### The exercise:
Rewrite the items from the very first one through the line that contains "229, 601, 311]", with "Media Server" changed to "Media Gateway" and everything else kept the same.

═════ Extracted material

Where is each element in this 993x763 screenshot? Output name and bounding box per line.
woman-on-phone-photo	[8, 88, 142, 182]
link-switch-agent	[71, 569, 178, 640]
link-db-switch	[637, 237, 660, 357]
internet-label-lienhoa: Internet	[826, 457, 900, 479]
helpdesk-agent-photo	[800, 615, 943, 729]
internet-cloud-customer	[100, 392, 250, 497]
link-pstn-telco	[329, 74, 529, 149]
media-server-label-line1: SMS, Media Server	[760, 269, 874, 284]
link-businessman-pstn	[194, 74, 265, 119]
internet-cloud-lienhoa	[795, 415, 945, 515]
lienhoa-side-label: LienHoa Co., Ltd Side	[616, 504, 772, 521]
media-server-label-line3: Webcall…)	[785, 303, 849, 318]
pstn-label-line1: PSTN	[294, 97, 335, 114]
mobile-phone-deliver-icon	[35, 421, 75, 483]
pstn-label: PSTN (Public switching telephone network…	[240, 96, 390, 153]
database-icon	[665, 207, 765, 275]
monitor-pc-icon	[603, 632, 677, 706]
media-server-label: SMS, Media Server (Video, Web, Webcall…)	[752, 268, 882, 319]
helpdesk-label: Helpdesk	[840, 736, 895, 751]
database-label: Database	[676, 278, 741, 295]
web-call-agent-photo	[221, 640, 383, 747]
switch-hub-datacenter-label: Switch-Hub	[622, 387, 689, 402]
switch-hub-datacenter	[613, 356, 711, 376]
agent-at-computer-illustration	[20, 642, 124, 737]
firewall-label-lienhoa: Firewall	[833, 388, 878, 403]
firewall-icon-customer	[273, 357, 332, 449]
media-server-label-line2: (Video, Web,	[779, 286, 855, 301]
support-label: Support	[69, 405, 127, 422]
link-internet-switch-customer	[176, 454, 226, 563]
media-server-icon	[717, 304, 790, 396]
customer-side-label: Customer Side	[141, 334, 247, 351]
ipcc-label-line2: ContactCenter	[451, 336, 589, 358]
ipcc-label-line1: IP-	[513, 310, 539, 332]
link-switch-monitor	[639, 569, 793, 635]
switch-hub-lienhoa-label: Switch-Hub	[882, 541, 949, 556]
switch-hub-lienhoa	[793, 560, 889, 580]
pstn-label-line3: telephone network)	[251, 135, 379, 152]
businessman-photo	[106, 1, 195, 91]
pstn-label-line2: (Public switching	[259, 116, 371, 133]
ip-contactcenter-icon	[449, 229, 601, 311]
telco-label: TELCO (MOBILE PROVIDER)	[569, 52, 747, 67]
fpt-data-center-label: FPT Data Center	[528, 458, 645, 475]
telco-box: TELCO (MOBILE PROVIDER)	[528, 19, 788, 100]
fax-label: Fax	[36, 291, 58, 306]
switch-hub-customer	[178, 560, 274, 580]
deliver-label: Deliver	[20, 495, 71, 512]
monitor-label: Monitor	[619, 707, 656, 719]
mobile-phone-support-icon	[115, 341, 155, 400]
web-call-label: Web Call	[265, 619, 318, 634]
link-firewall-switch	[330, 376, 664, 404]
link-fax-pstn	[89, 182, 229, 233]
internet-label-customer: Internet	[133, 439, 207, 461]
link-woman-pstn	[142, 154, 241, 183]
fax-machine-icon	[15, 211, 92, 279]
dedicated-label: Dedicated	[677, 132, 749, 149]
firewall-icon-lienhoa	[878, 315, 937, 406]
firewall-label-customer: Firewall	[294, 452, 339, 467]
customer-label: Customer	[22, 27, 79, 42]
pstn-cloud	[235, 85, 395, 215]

══════════

### Finished task:
Where is each element in this 993x763 screenshot? Output name and bounding box per line.
woman-on-phone-photo	[8, 88, 142, 182]
link-switch-agent	[71, 569, 178, 640]
link-db-switch	[637, 237, 660, 357]
internet-label-lienhoa: Internet	[826, 457, 900, 479]
helpdesk-agent-photo	[800, 615, 943, 729]
internet-cloud-customer	[100, 392, 250, 497]
link-pstn-telco	[329, 74, 529, 149]
media-server-label-line1: SMS, Media Gateway	[760, 269, 874, 284]
link-businessman-pstn	[194, 74, 265, 119]
internet-cloud-lienhoa	[795, 415, 945, 515]
lienhoa-side-label: LienHoa Co., Ltd Side	[616, 504, 772, 521]
media-server-label-line3: Webcall…)	[785, 303, 849, 318]
pstn-label-line1: PSTN	[294, 97, 335, 114]
mobile-phone-deliver-icon	[35, 421, 75, 483]
pstn-label: PSTN (Public switching telephone network…	[240, 96, 390, 153]
database-icon	[665, 207, 765, 275]
monitor-pc-icon	[603, 632, 677, 706]
media-server-label: SMS, Media Gateway (Video, Web, Webcall…)	[752, 268, 882, 319]
helpdesk-label: Helpdesk	[840, 736, 895, 751]
database-label: Database	[676, 278, 741, 295]
web-call-agent-photo	[221, 640, 383, 747]
switch-hub-datacenter-label: Switch-Hub	[622, 387, 689, 402]
switch-hub-datacenter	[613, 356, 711, 376]
agent-at-computer-illustration	[20, 642, 124, 737]
firewall-label-lienhoa: Firewall	[833, 388, 878, 403]
firewall-icon-customer	[273, 357, 332, 449]
media-server-label-line2: (Video, Web,	[779, 286, 855, 301]
support-label: Support	[69, 405, 127, 422]
link-internet-switch-customer	[176, 454, 226, 563]
media-server-icon	[717, 304, 790, 396]
customer-side-label: Customer Side	[141, 334, 247, 351]
ipcc-label-line2: ContactCenter	[451, 336, 589, 358]
ipcc-label-line1: IP-	[513, 310, 539, 332]
link-switch-monitor	[639, 569, 793, 635]
switch-hub-lienhoa-label: Switch-Hub	[882, 541, 949, 556]
switch-hub-lienhoa	[793, 560, 889, 580]
pstn-label-line3: telephone network)	[251, 135, 379, 152]
businessman-photo	[106, 1, 195, 91]
pstn-label-line2: (Public switching	[259, 116, 371, 133]
ip-contactcenter-icon	[449, 229, 601, 311]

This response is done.